Change "y-tick-label" to "y-axis-label" in the items from the line with "data-label-box <box>637 339 708 373</box>" to the line with "legend-item: MIV Biokraftstoffe", and give back only those lines with nothing else changed.
= = = =
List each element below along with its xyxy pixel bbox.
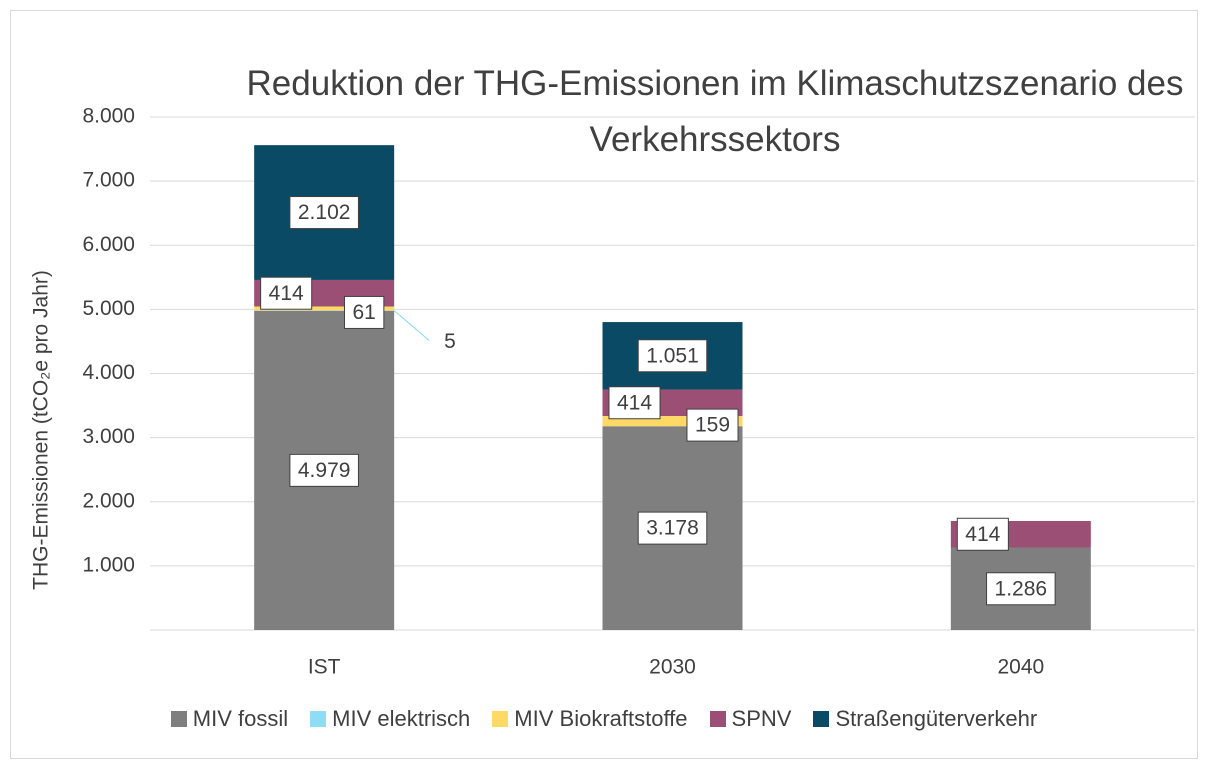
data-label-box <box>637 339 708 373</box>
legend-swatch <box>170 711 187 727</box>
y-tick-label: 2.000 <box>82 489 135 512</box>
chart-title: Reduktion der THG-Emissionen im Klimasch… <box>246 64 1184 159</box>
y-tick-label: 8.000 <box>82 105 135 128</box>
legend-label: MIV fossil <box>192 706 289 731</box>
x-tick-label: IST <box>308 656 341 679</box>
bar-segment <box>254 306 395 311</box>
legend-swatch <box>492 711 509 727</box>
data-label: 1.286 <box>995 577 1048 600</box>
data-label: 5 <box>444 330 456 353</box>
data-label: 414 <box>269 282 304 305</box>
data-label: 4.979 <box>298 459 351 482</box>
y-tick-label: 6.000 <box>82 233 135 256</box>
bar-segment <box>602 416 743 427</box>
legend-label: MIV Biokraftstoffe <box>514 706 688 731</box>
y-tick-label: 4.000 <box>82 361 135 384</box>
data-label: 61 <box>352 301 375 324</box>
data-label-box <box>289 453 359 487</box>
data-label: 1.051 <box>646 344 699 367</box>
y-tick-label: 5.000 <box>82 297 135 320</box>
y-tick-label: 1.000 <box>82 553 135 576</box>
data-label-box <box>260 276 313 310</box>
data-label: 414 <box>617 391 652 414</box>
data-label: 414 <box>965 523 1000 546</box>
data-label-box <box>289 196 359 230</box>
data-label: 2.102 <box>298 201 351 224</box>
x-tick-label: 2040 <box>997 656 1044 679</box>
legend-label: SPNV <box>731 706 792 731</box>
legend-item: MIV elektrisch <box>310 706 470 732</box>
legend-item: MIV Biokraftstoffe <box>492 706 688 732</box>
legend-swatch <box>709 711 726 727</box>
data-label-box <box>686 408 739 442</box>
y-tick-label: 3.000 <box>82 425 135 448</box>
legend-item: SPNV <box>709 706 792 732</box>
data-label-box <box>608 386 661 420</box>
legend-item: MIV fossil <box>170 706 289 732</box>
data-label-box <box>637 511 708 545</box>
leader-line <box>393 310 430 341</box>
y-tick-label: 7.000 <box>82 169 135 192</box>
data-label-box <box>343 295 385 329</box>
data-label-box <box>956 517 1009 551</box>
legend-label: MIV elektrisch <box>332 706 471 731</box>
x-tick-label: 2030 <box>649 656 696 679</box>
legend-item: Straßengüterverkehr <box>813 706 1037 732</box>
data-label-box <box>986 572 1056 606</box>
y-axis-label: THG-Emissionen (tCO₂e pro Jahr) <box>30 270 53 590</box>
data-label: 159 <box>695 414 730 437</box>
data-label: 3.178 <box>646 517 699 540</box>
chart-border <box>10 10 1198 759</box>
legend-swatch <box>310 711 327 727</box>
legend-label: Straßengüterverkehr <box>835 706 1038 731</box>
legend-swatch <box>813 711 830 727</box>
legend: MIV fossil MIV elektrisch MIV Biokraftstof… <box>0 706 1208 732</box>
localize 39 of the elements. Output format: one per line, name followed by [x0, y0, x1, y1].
= = = =
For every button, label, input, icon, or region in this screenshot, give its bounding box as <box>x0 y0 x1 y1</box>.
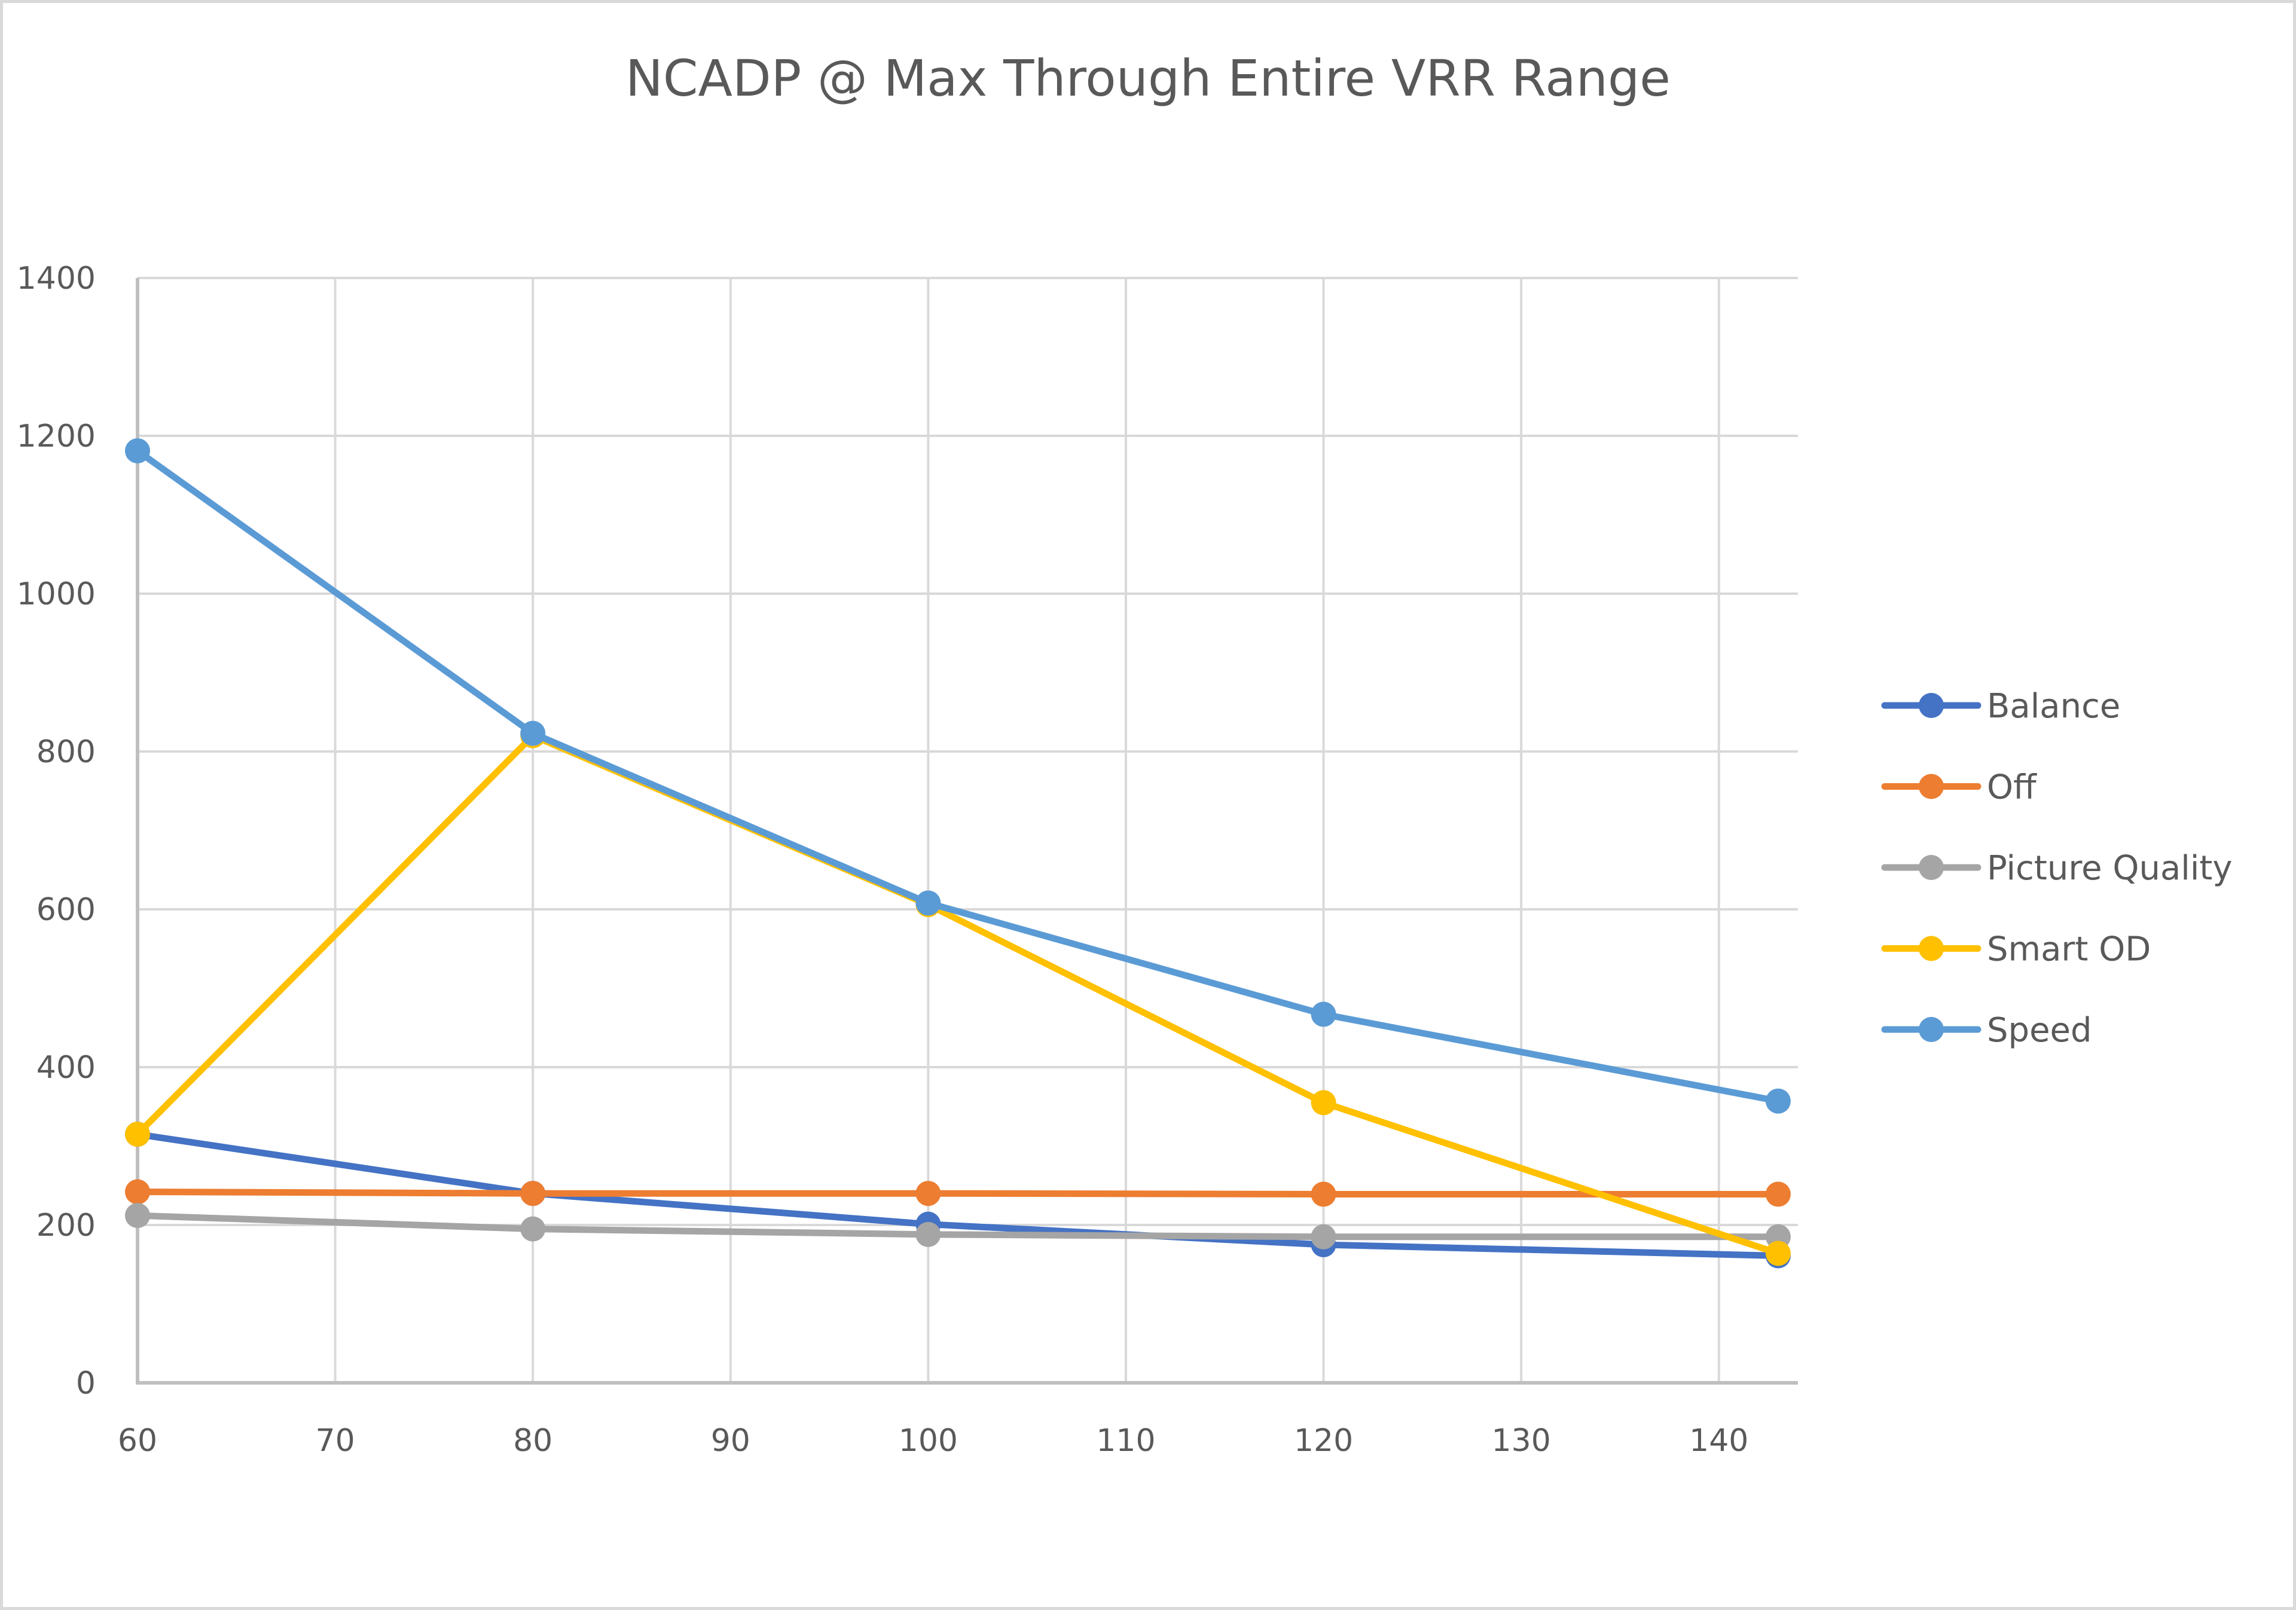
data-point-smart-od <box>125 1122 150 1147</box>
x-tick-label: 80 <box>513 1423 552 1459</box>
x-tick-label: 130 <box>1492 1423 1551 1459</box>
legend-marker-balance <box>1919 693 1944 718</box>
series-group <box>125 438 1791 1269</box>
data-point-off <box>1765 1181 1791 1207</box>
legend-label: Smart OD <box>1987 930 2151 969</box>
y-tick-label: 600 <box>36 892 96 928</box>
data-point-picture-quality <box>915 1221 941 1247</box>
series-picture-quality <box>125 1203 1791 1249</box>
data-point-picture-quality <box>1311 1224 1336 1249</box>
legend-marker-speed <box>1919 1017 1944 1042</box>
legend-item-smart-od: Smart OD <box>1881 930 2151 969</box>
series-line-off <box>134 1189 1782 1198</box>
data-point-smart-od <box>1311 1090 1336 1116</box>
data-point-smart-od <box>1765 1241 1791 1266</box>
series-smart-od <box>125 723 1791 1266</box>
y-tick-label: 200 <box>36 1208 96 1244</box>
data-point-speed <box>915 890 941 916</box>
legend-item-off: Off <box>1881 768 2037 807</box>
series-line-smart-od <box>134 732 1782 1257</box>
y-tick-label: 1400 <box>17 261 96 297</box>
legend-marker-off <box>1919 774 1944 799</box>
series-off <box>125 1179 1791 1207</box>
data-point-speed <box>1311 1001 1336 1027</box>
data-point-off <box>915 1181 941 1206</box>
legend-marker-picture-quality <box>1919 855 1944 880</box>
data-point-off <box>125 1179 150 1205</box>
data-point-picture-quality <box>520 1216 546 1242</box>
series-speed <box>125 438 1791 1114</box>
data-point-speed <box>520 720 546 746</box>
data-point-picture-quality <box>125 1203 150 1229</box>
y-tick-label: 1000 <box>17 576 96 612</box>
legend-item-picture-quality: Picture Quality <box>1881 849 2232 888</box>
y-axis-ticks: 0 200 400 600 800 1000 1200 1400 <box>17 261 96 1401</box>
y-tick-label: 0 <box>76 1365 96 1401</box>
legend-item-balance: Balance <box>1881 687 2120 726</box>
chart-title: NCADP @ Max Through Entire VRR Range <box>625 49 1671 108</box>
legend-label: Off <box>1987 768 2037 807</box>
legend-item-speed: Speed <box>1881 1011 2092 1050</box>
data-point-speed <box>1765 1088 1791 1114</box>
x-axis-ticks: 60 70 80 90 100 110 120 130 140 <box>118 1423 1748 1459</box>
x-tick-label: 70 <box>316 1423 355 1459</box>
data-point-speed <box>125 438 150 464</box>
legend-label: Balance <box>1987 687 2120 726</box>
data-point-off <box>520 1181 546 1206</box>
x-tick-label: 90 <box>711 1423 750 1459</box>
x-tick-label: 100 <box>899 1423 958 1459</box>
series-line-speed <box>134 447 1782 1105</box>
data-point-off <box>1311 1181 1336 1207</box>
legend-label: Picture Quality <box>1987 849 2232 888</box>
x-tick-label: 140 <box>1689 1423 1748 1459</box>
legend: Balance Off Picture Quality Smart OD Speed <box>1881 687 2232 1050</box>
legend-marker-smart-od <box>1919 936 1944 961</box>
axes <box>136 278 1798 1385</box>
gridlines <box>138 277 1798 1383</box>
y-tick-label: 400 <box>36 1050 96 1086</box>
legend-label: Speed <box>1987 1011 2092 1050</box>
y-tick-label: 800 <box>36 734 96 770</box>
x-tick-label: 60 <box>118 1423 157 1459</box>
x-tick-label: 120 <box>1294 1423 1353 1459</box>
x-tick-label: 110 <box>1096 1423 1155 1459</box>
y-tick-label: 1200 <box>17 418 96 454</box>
= = = =
__Written reply__
data-label-box <box>637 339 708 373</box>
legend-swatch <box>170 711 187 727</box>
y-axis-label: 2.000 <box>82 489 135 512</box>
chart-title: Reduktion der THG-Emissionen im Klimasch… <box>246 64 1184 159</box>
y-axis-label: 8.000 <box>82 105 135 128</box>
legend-label: MIV fossil <box>192 706 289 731</box>
x-tick-label: IST <box>308 656 341 679</box>
bar-segment <box>254 306 395 311</box>
legend-swatch <box>492 711 509 727</box>
data-label: 1.286 <box>995 577 1048 600</box>
data-label: 5 <box>444 330 456 353</box>
data-label: 414 <box>269 282 304 305</box>
data-label: 4.979 <box>298 459 351 482</box>
y-axis-label: 6.000 <box>82 233 135 256</box>
bar-segment <box>602 416 743 427</box>
legend-label: MIV Biokraftstoffe <box>514 706 688 731</box>
y-axis-label: 4.000 <box>82 361 135 384</box>
data-label: 61 <box>352 301 375 324</box>
data-label-box <box>289 453 359 487</box>
data-label: 1.051 <box>646 344 699 367</box>
y-axis-label: 5.000 <box>82 297 135 320</box>
y-axis-label: 1.000 <box>82 553 135 576</box>
data-label-box <box>260 276 313 310</box>
data-label: 414 <box>617 391 652 414</box>
data-label: 414 <box>965 523 1000 546</box>
data-label-box <box>289 196 359 230</box>
data-label: 2.102 <box>298 201 351 224</box>
x-tick-label: 2040 <box>997 656 1044 679</box>
legend-label: SPNV <box>731 706 792 731</box>
legend-item: MIV elektrisch <box>310 706 470 732</box>
legend-item: MIV Biokraftstoffe <box>492 706 688 732</box>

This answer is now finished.